RECORDS SHOWN:

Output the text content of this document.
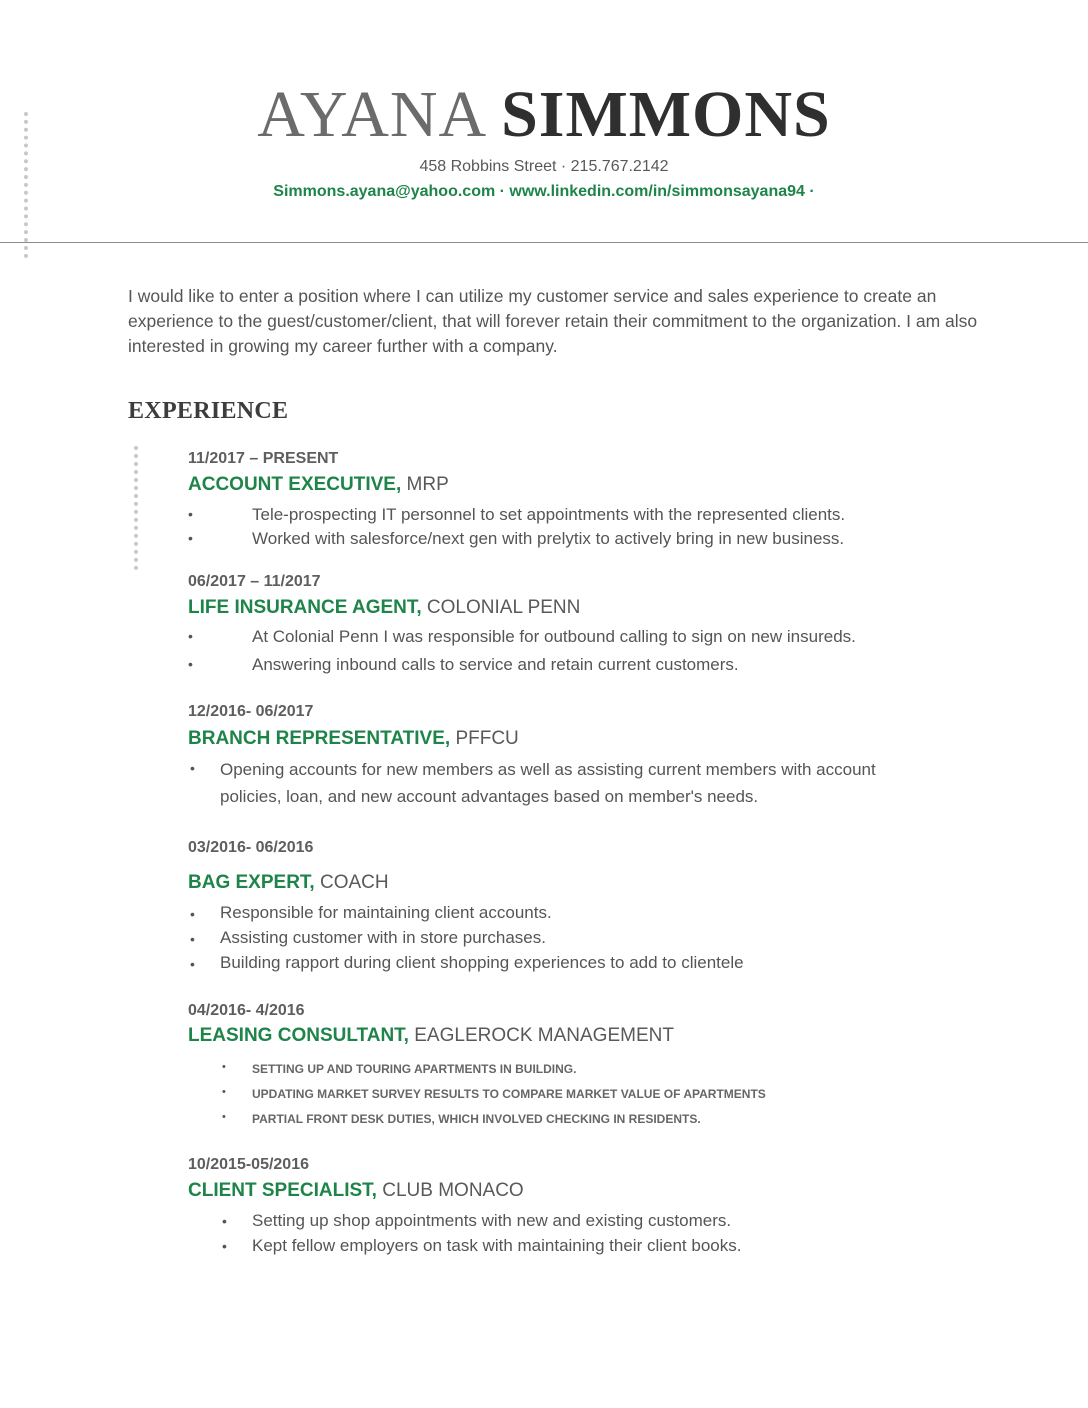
AYANA SIMMONS
458 Robbins Street · 215.767.2142
Simmons.ayana@yahoo.com · www.linkedin.com/in/simmonsayana94 ·
I would like to enter a position where I can utilize my customer service and sales experience to create an experience to the guest/customer/client, that will forever retain their commitment to the organization. I am also interested in growing my career further with a company.
EXPERIENCE
11/2017 – PRESENT
ACCOUNT EXECUTIVE, MRP
•	Tele-prospecting IT personnel to set appointments with the represented clients.
•	Worked with salesforce/next gen with prelytix to actively bring in new business.
06/2017 – 11/2017
LIFE INSURANCE AGENT, COLONIAL PENN
•	At Colonial Penn I was responsible for outbound calling to sign on new insureds.
•	Answering inbound calls to service and retain current customers.
12/2016- 06/2017
BRANCH REPRESENTATIVE, PFFCU
• Opening accounts for new members as well as assisting current members with account policies, loan, and new account advantages based on member's needs.
03/2016- 06/2016
BAG EXPERT, COACH
• Responsible for maintaining client accounts.
• Assisting customer with in store purchases.
• Building rapport during client shopping experiences to add to clientele
04/2016- 4/2016
LEASING CONSULTANT, EAGLEROCK MANAGEMENT
• SETTING UP AND TOURING APARTMENTS IN BUILDING.
• UPDATING MARKET SURVEY RESULTS TO COMPARE MARKET VALUE OF APARTMENTS
• PARTIAL FRONT DESK DUTIES, WHICH INVOLVED CHECKING IN RESIDENTS.
10/2015-05/2016
CLIENT SPECIALIST, CLUB MONACO
• Setting up shop appointments with new and existing customers.
• Kept fellow employers on task with maintaining their client books.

THE TASK:
Repeat all the data as it stands, dropping any images it holds.

RESPONSE TO THE EXERCISE:
Output the text content of this document.
AYANA SIMMONS
458 Robbins Street · 215.767.2142
Simmons.ayana@yahoo.com · www.linkedin.com/in/simmonsayana94 ·
I would like to enter a position where I can utilize my customer service and sales experience to create an experience to the guest/customer/client, that will forever retain their commitment to the organization. I am also interested in growing my career further with a company.
EXPERIENCE
11/2017 – PRESENT
ACCOUNT EXECUTIVE, MRP
•	Tele-prospecting IT personnel to set appointments with the represented clients.
•	Worked with salesforce/next gen with prelytix to actively bring in new business.
06/2017 – 11/2017
LIFE INSURANCE AGENT, COLONIAL PENN
•	At Colonial Penn I was responsible for outbound calling to sign on new insureds.
•	Answering inbound calls to service and retain current customers.
12/2016- 06/2017
BRANCH REPRESENTATIVE, PFFCU
• Opening accounts for new members as well as assisting current members with account policies, loan, and new account advantages based on member's needs.
03/2016- 06/2016
BAG EXPERT, COACH
• Responsible for maintaining client accounts.
• Assisting customer with in store purchases.
• Building rapport during client shopping experiences to add to clientele
04/2016- 4/2016
LEASING CONSULTANT, EAGLEROCK MANAGEMENT
• SETTING UP AND TOURING APARTMENTS IN BUILDING.
• UPDATING MARKET SURVEY RESULTS TO COMPARE MARKET VALUE OF APARTMENTS
• PARTIAL FRONT DESK DUTIES, WHICH INVOLVED CHECKING IN RESIDENTS.
10/2015-05/2016
CLIENT SPECIALIST, CLUB MONACO
• Setting up shop appointments with new and existing customers.
• Kept fellow employers on task with maintaining their client books.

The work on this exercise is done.